Dataset rows
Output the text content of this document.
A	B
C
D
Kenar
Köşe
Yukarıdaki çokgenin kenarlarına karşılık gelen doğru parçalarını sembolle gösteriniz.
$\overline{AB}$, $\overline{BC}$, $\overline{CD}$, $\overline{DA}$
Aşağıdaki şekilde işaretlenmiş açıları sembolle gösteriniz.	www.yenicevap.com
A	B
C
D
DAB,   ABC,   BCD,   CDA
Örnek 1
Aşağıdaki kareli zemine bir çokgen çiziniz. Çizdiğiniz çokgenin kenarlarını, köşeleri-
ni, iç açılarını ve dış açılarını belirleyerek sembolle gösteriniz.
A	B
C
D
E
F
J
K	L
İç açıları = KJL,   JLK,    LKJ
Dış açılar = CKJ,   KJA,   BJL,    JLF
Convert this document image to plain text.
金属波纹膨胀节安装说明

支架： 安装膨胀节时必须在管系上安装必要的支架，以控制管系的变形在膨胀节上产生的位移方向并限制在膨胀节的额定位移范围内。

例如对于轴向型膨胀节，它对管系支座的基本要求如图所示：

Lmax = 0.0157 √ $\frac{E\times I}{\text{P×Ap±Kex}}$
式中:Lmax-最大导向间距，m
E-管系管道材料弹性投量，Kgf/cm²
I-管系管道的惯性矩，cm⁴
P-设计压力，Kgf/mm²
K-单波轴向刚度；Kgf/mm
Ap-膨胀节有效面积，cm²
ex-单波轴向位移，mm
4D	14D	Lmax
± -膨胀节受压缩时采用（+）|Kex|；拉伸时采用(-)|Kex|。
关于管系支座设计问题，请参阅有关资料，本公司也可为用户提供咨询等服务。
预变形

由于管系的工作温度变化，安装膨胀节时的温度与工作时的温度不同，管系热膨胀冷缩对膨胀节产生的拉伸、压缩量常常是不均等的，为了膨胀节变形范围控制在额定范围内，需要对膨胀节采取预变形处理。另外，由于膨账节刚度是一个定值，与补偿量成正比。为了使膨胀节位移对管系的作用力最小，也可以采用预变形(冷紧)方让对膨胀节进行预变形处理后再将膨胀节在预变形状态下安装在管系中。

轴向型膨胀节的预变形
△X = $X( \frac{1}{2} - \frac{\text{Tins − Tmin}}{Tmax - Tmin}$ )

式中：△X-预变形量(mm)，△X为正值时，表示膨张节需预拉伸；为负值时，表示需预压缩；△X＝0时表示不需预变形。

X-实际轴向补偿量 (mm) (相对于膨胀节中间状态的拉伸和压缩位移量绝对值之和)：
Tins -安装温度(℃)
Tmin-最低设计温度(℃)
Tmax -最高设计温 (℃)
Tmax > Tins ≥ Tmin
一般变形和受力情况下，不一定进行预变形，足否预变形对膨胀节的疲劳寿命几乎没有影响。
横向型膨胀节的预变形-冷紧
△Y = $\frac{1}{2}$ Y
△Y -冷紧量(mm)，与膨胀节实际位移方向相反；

**Your objective:** Copy exactly the lines of the listing above, beginning at the line with "Convert this document image to plain text." and ending at its final line; write out nothing else.

**Response to this exercise:**
Convert this document image to plain text.
金属波纹膨胀节安装说明

支架： 安装膨胀节时必须在管系上安装必要的支架，以控制管系的变形在膨胀节上产生的位移方向并限制在膨胀节的额定位移范围内。

例如对于轴向型膨胀节，它对管系支座的基本要求如图所示：

Lmax = 0.0157 √ $\frac{E\times I}{\text{P×Ap±Kex}}$
式中:Lmax-最大导向间距，m
E-管系管道材料弹性投量，Kgf/cm²
I-管系管道的惯性矩，cm⁴
P-设计压力，Kgf/mm²
K-单波轴向刚度；Kgf/mm
Ap-膨胀节有效面积，cm²
ex-单波轴向位移，mm
4D	14D	Lmax
± -膨胀节受压缩时采用（+）|Kex|；拉伸时采用(-)|Kex|。
关于管系支座设计问题，请参阅有关资料，本公司也可为用户提供咨询等服务。
预变形

由于管系的工作温度变化，安装膨胀节时的温度与工作时的温度不同，管系热膨胀冷缩对膨胀节产生的拉伸、压缩量常常是不均等的，为了膨胀节变形范围控制在额定范围内，需要对膨胀节采取预变形处理。另外，由于膨账节刚度是一个定值，与补偿量成正比。为了使膨胀节位移对管系的作用力最小，也可以采用预变形(冷紧)方让对膨胀节进行预变形处理后再将膨胀节在预变形状态下安装在管系中。

轴向型膨胀节的预变形
△X = $X( \frac{1}{2} - \frac{\text{Tins − Tmin}}{Tmax - Tmin}$ )

式中：△X-预变形量(mm)，△X为正值时，表示膨张节需预拉伸；为负值时，表示需预压缩；△X＝0时表示不需预变形。

X-实际轴向补偿量 (mm) (相对于膨胀节中间状态的拉伸和压缩位移量绝对值之和)：
Tins -安装温度(℃)
Tmin-最低设计温度(℃)
Tmax -最高设计温 (℃)
Tmax > Tins ≥ Tmin
一般变形和受力情况下，不一定进行预变形，足否预变形对膨胀节的疲劳寿命几乎没有影响。
横向型膨胀节的预变形-冷紧
△Y = $\frac{1}{2}$ Y
△Y -冷紧量(mm)，与膨胀节实际位移方向相反；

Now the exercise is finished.